┌────────
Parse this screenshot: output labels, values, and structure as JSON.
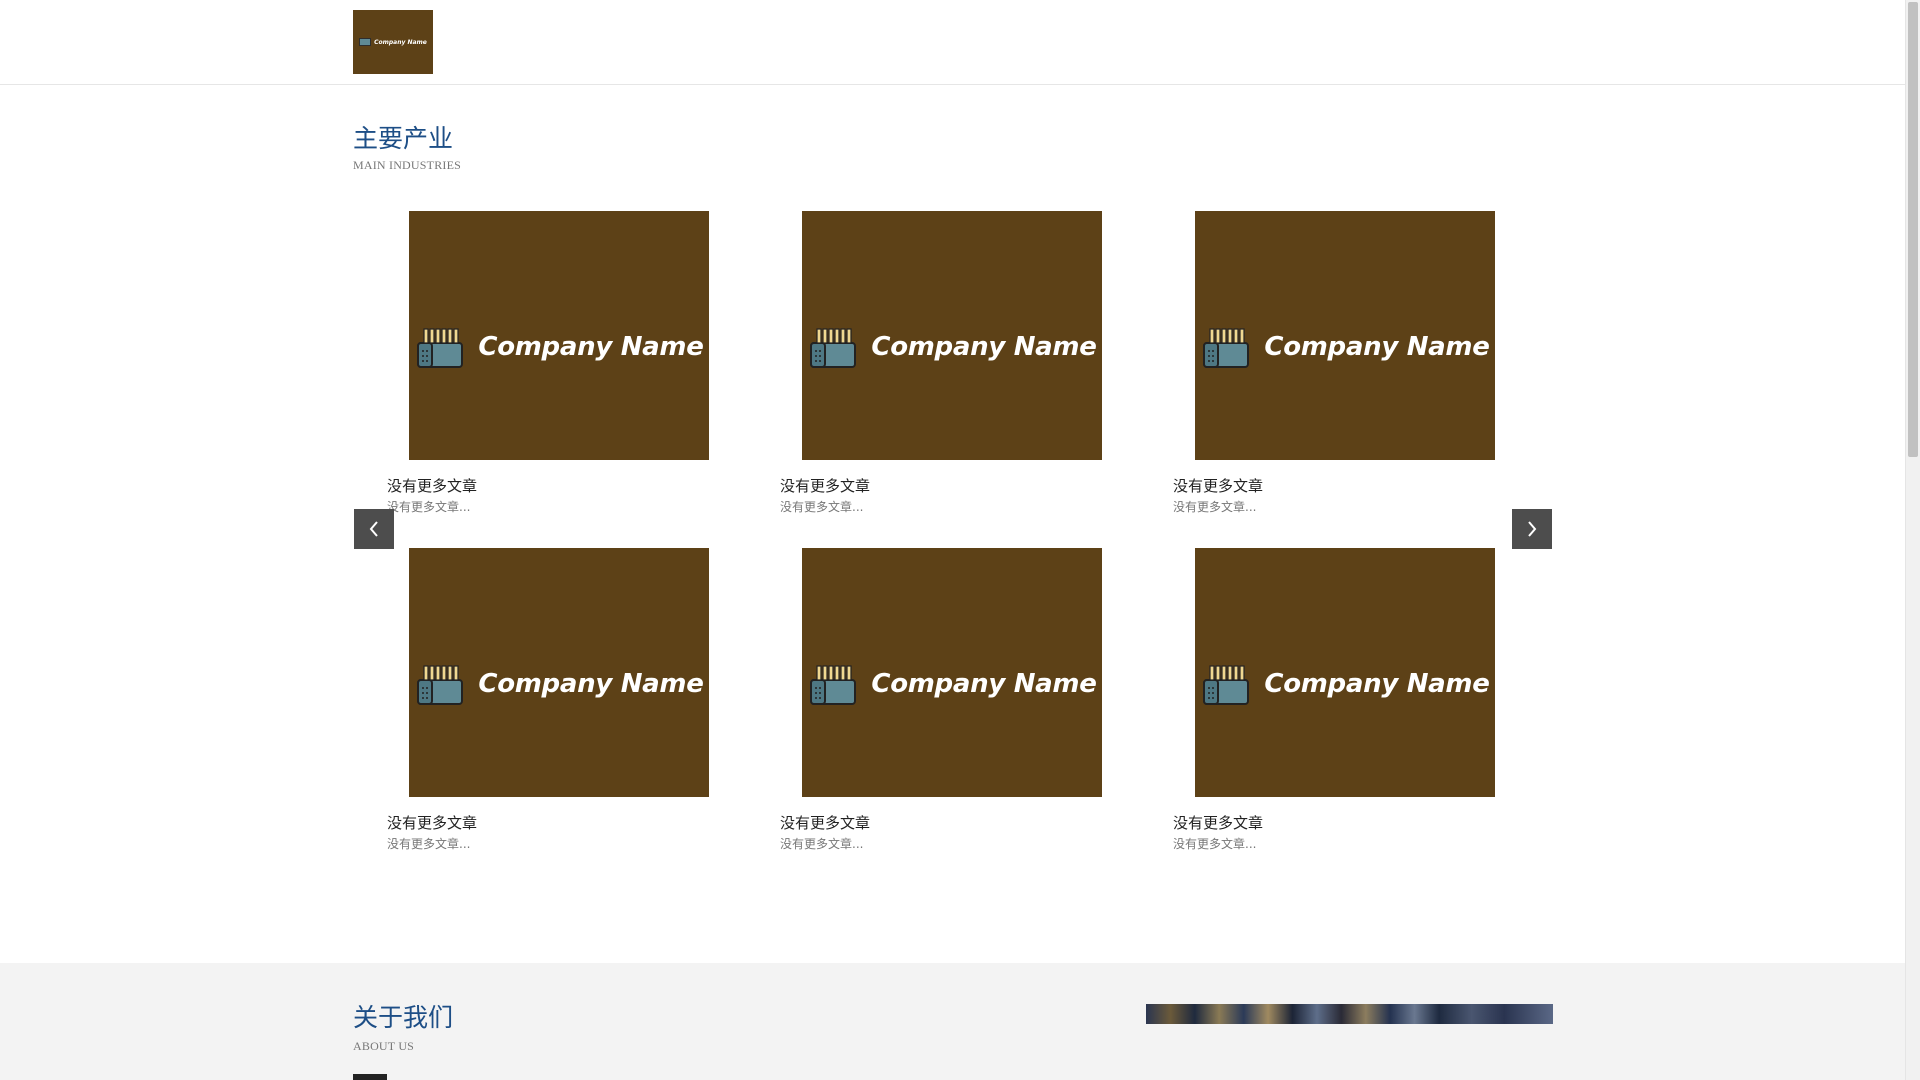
{
  "header": {
    "logo_text": "Company Name"
  },
  "main_industries": {
    "title": "主要产业",
    "subtitle": "MAIN INDUSTRIES",
    "cards": [
      {
        "image_text": "Company Name",
        "title": "没有更多文章",
        "excerpt": "没有更多文章..."
      },
      {
        "image_text": "Company Name",
        "title": "没有更多文章",
        "excerpt": "没有更多文章..."
      },
      {
        "image_text": "Company Name",
        "title": "没有更多文章",
        "excerpt": "没有更多文章..."
      },
      {
        "image_text": "Company Name",
        "title": "没有更多文章",
        "excerpt": "没有更多文章..."
      },
      {
        "image_text": "Company Name",
        "title": "没有更多文章",
        "excerpt": "没有更多文章..."
      },
      {
        "image_text": "Company Name",
        "title": "没有更多文章",
        "excerpt": "没有更多文章..."
      }
    ],
    "prev_icon": "chevron-left-icon",
    "next_icon": "chevron-right-icon"
  },
  "about": {
    "title": "关于我们",
    "subtitle": "ABOUT US"
  },
  "colors": {
    "brand_brown": "#5d4117",
    "title_blue": "#1d4e86",
    "arrow_bg": "#4d4d4d",
    "about_bg": "#f3f3f3"
  },
  "icons": {
    "logo_mark": "battery-pack-icon"
  }
}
└────────
◆ **EXERCISE**
Determine the number of lines in the records that include the string "chevron", and respond with that number only.

◆ **CORRECT RESPONSE**
2